* _WHAT YOU SHOULD DO_: Find the lines with "color" in them and copy them out.

•••

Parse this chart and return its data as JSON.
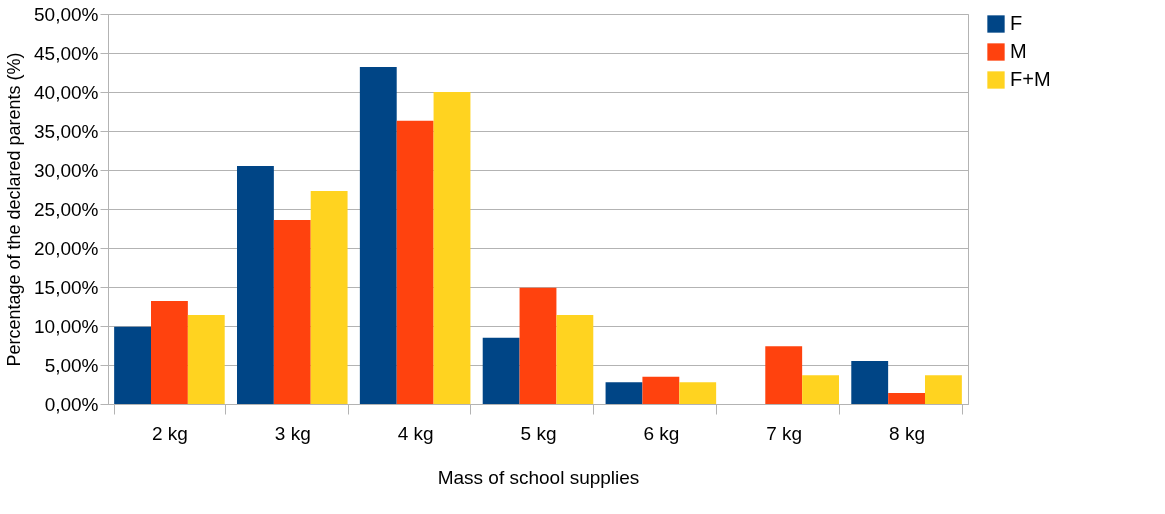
{
  "chart_data": {
    "type": "bar",
    "xlabel": "Mass of school supplies",
    "ylabel": "Percentage of the declared parents (%)",
    "categories": [
      "2 kg",
      "3 kg",
      "4 kg",
      "5 kg",
      "6 kg",
      "7 kg",
      "8 kg"
    ],
    "series": [
      {
        "name": "F",
        "color": "#004586",
        "values": [
          9.9,
          30.5,
          43.2,
          8.5,
          2.8,
          0,
          5.5
        ]
      },
      {
        "name": "M",
        "color": "#ff420e",
        "values": [
          13.2,
          23.6,
          36.3,
          14.9,
          3.5,
          7.4,
          1.4
        ]
      },
      {
        "name": "F+M",
        "color": "#ffd320",
        "values": [
          11.4,
          27.3,
          40.0,
          11.4,
          2.8,
          3.7,
          3.7
        ]
      }
    ],
    "ylim": [
      0,
      50
    ],
    "yticks": [
      {
        "value": 0,
        "label": "0,00%"
      },
      {
        "value": 5,
        "label": "5,00%"
      },
      {
        "value": 10,
        "label": "10,00%"
      },
      {
        "value": 15,
        "label": "15,00%"
      },
      {
        "value": 20,
        "label": "20,00%"
      },
      {
        "value": 25,
        "label": "25,00%"
      },
      {
        "value": 30,
        "label": "30,00%"
      },
      {
        "value": 35,
        "label": "35,00%"
      },
      {
        "value": 40,
        "label": "40,00%"
      },
      {
        "value": 45,
        "label": "45,00%"
      },
      {
        "value": 50,
        "label": "50,00%"
      }
    ],
    "grid": "y",
    "legend": "right"
  }
}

•••

* _TASK ANSWER_:
        "color": "#004586",
        "color": "#ff420e",
        "color": "#ffd320",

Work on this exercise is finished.